— EXTRACTED INFORMATION —

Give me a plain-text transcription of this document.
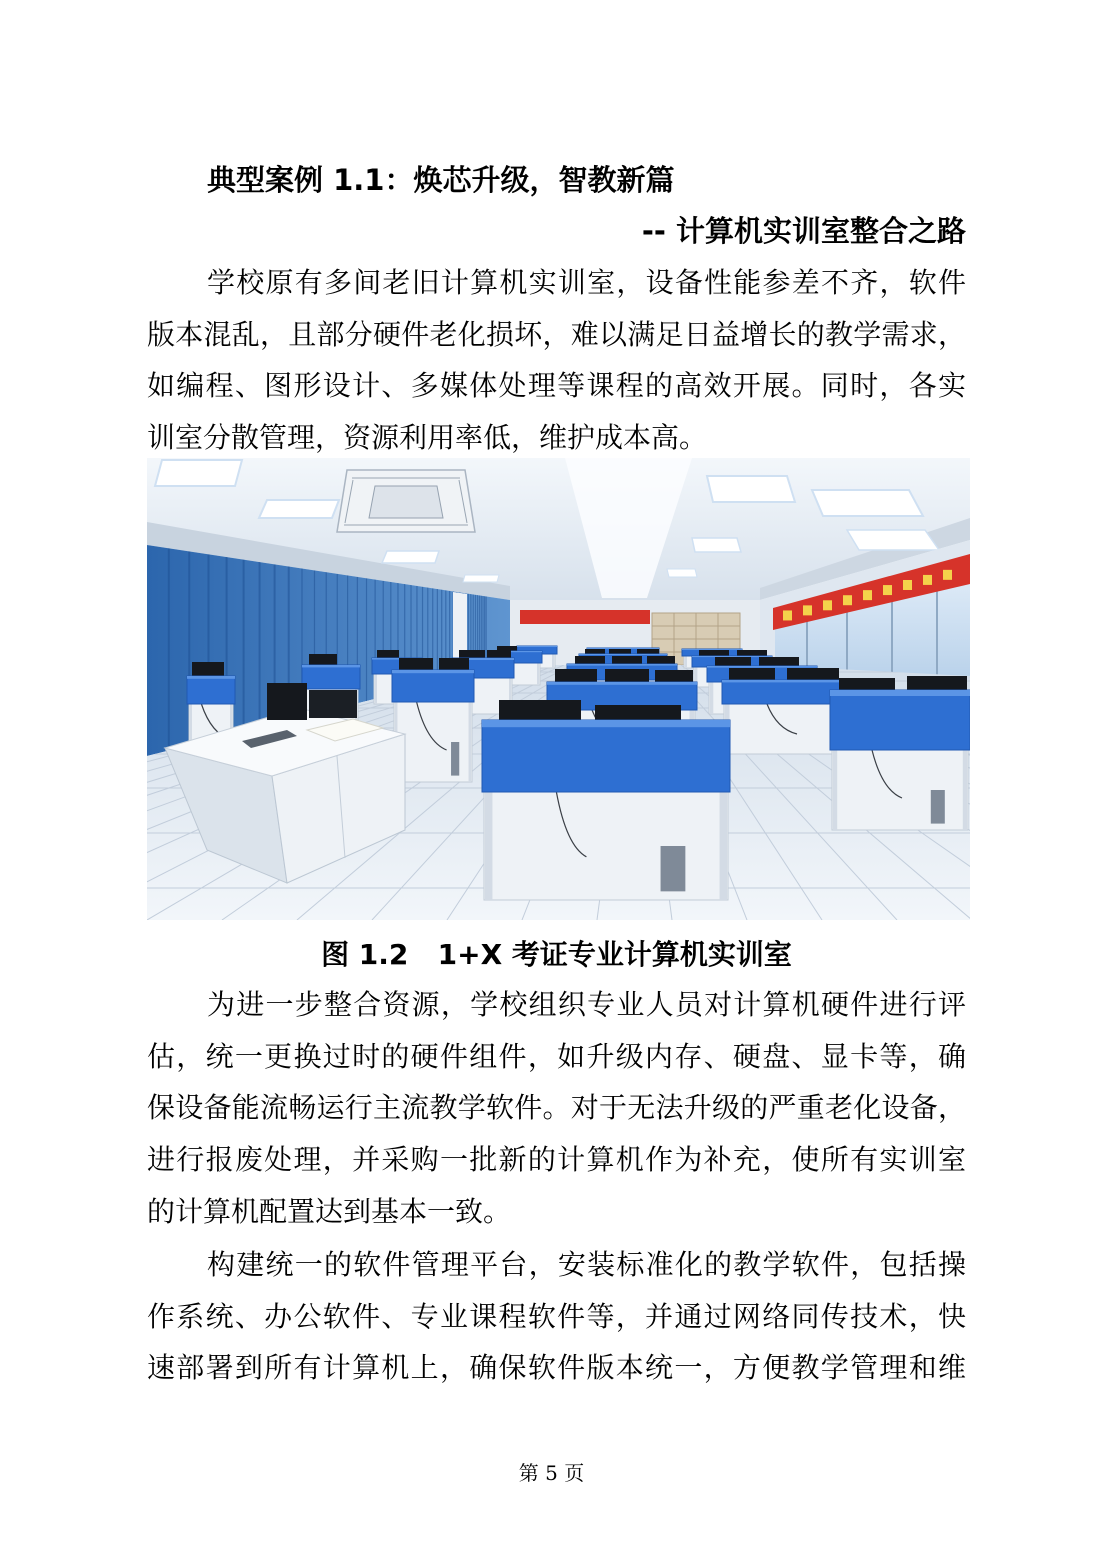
典型案例 1.1：焕芯升级，智教新篇
-- 计算机实训室整合之路
学校原有多间老旧计算机实训室，设备性能参差不齐，软件
版本混乱，且部分硬件老化损坏，难以满足日益增长的教学需求，
如编程、图形设计、多媒体处理等课程的高效开展。同时，各实
训室分散管理，资源利用率低，维护成本高。
图 1.2   1+X 考证专业计算机实训室
为进一步整合资源，学校组织专业人员对计算机硬件进行评
估，统一更换过时的硬件组件，如升级内存、硬盘、显卡等，确
保设备能流畅运行主流教学软件。对于无法升级的严重老化设备，
进行报废处理，并采购一批新的计算机作为补充，使所有实训室
的计算机配置达到基本一致。
构建统一的软件管理平台，安装标准化的教学软件，包括操
作系统、办公软件、专业课程软件等，并通过网络同传技术，快
速部署到所有计算机上，确保软件版本统一，方便教学管理和维
第 5 页
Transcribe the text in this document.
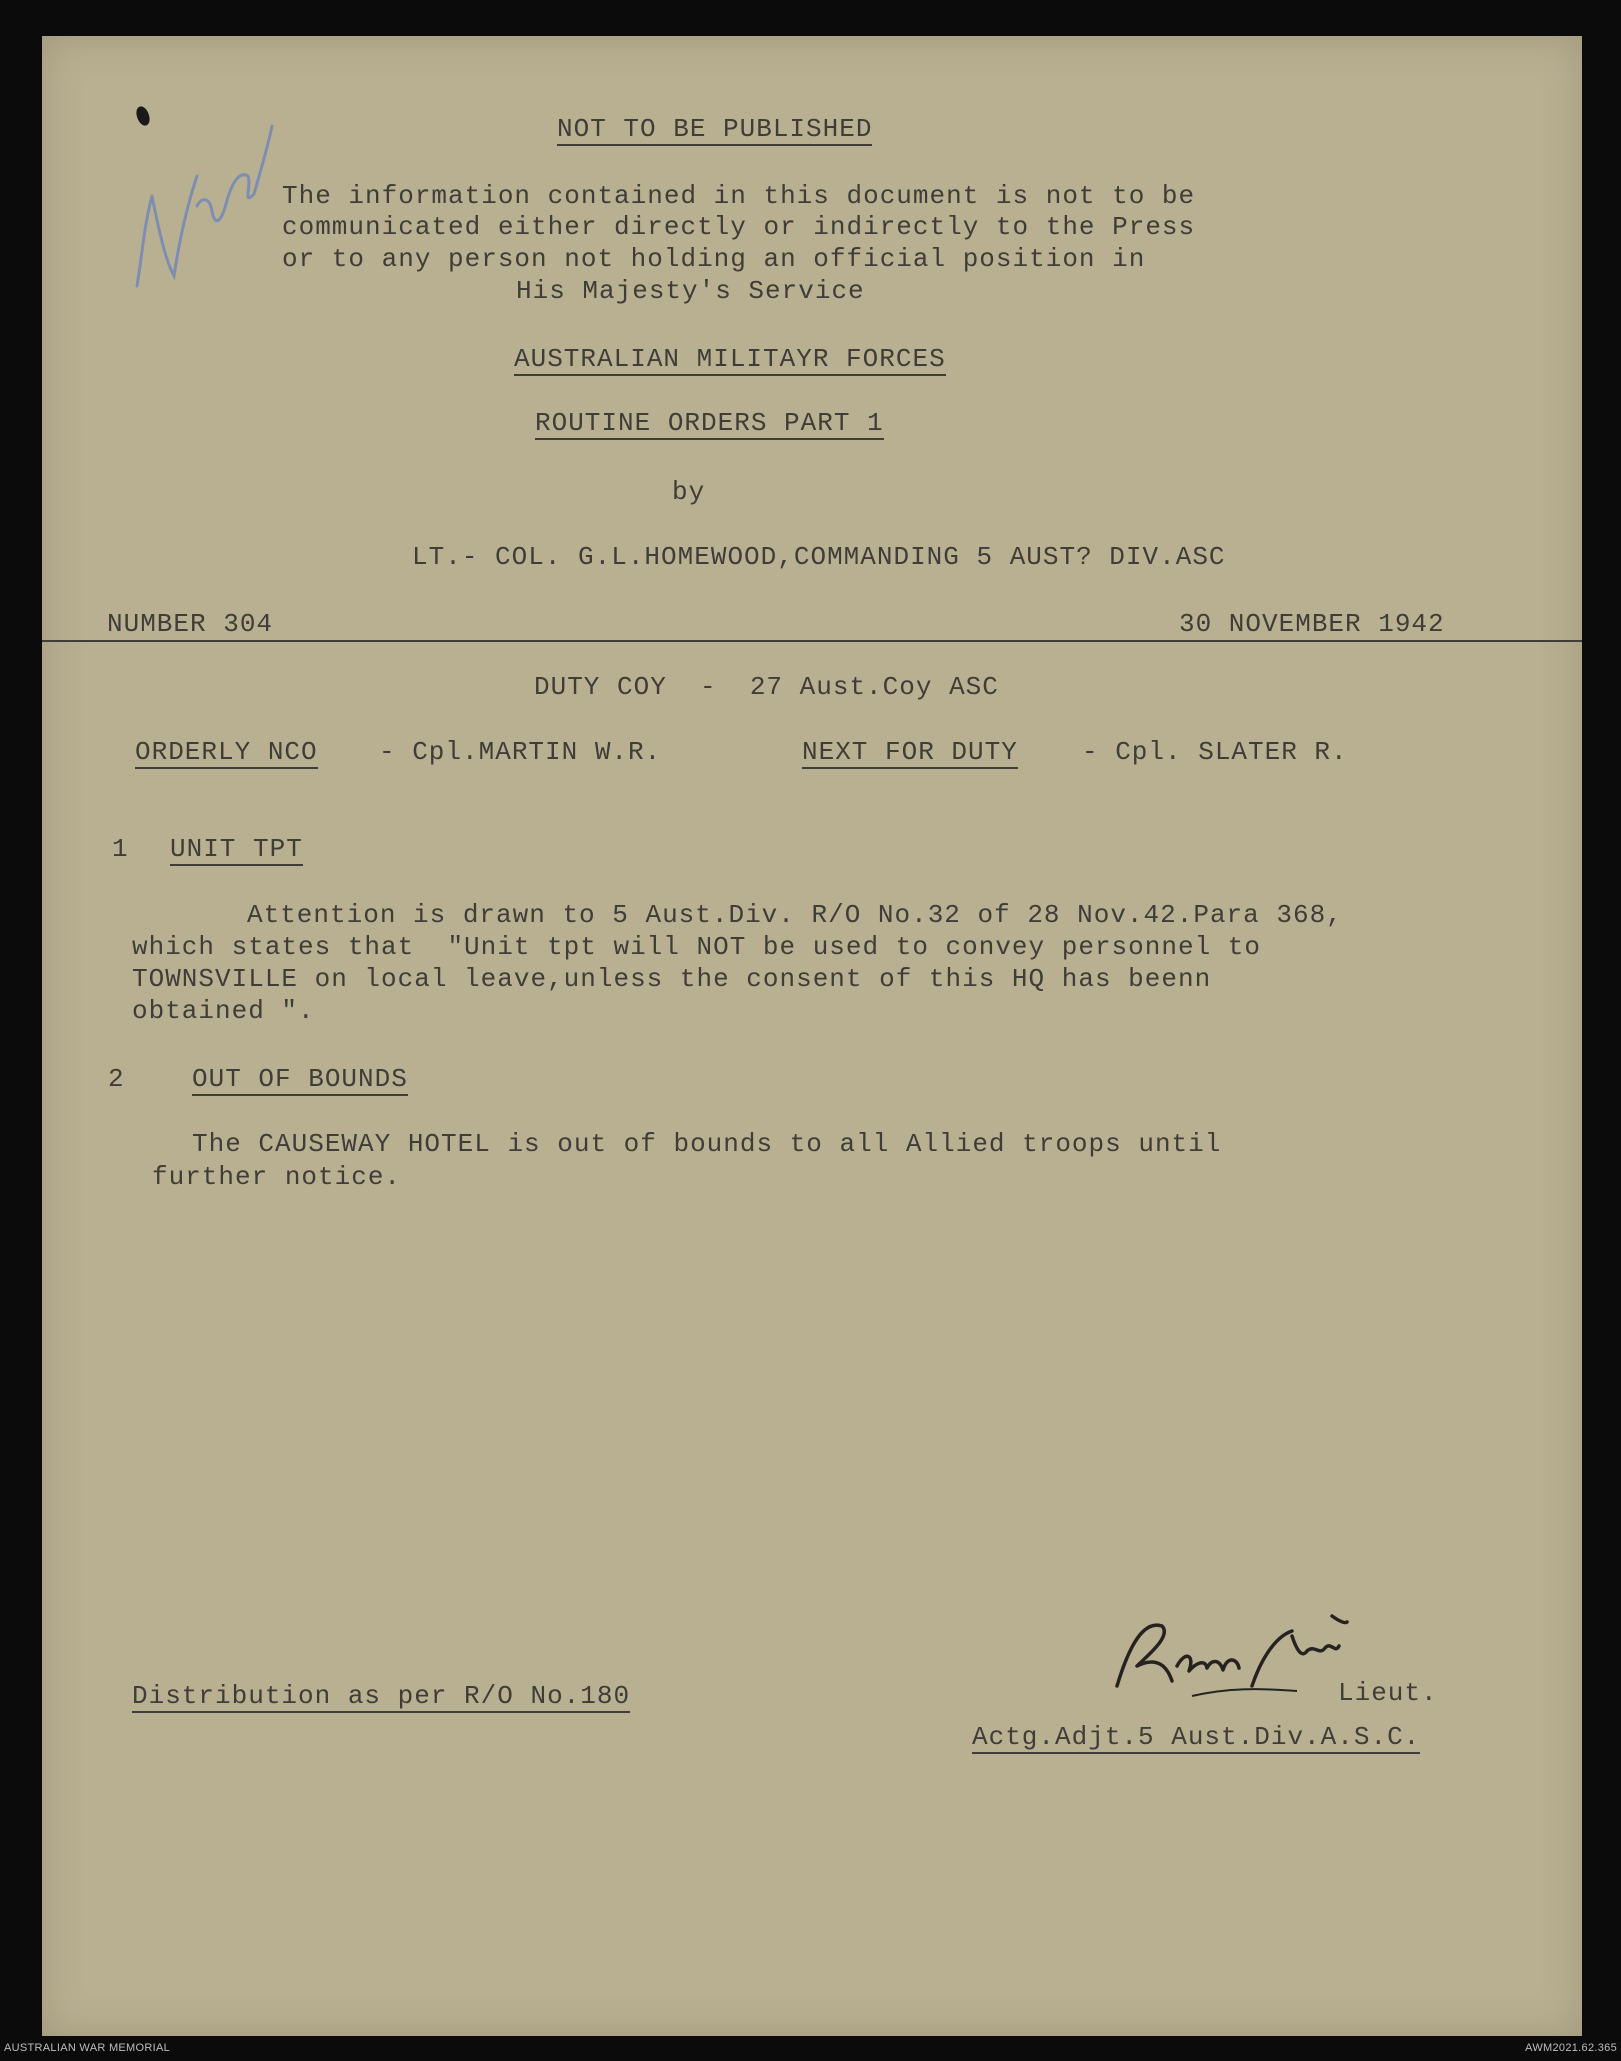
NOT TO BE PUBLISHED
The information contained in this document is not to be
communicated either directly or indirectly to the Press
or to any person not holding an official position in
His Majesty's Service
AUSTRALIAN MILITAYR FORCES
ROUTINE ORDERS PART 1
by
LT.- COL. G.L.HOMEWOOD,COMMANDING 5 AUST? DIV.ASC
NUMBER 304	30 NOVEMBER 1942
DUTY COY  -  27 Aust.Coy ASC
ORDERLY NCO - Cpl.MARTIN W.R.	NEXT FOR DUTY - Cpl. SLATER R.
1 UNIT TPT
Attention is drawn to 5 Aust.Div. R/O No.32 of 28 Nov.42.Para 368,
which states that  "Unit tpt will NOT be used to convey personnel to
TOWNSVILLE on local leave,unless the consent of this HQ has beenn
obtained ".
2	OUT OF BOUNDS
The CAUSEWAY HOTEL is out of bounds to all Allied troops until
further notice.
Distribution as per R/O No.180	Lieut.
Actg.Adjt.5 Aust.Div.A.S.C.
AUSTRALIAN WAR MEMORIAL	AWM2021.62.365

— STATED GOAL —
Answer with one number: how many lines of the entries above include the word "AUSTRALIAN".

— SOLUTION FOR THIS EXERCISE —
2